Written task → From the entries below, tally how many lines contain "Комиссия" and report only that figure.

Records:

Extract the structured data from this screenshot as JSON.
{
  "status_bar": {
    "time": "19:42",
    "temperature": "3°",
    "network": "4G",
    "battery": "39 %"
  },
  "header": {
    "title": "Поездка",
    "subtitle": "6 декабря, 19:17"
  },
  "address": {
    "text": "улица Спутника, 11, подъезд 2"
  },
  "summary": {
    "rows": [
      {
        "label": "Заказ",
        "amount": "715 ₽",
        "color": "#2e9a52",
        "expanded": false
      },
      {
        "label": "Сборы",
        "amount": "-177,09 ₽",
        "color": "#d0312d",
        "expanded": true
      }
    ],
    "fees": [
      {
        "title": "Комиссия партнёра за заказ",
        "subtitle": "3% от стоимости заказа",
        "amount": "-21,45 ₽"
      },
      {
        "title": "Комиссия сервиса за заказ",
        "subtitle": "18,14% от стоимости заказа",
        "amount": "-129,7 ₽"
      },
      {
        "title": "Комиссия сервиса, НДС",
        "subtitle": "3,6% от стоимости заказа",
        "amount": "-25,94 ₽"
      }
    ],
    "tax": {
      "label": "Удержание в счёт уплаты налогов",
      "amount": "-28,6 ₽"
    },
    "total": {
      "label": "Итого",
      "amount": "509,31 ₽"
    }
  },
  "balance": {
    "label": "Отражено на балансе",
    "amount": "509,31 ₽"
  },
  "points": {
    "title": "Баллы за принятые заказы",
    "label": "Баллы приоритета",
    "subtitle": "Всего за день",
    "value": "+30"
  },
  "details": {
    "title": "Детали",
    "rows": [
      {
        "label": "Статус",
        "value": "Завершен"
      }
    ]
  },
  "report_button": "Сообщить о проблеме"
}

Completed task → 3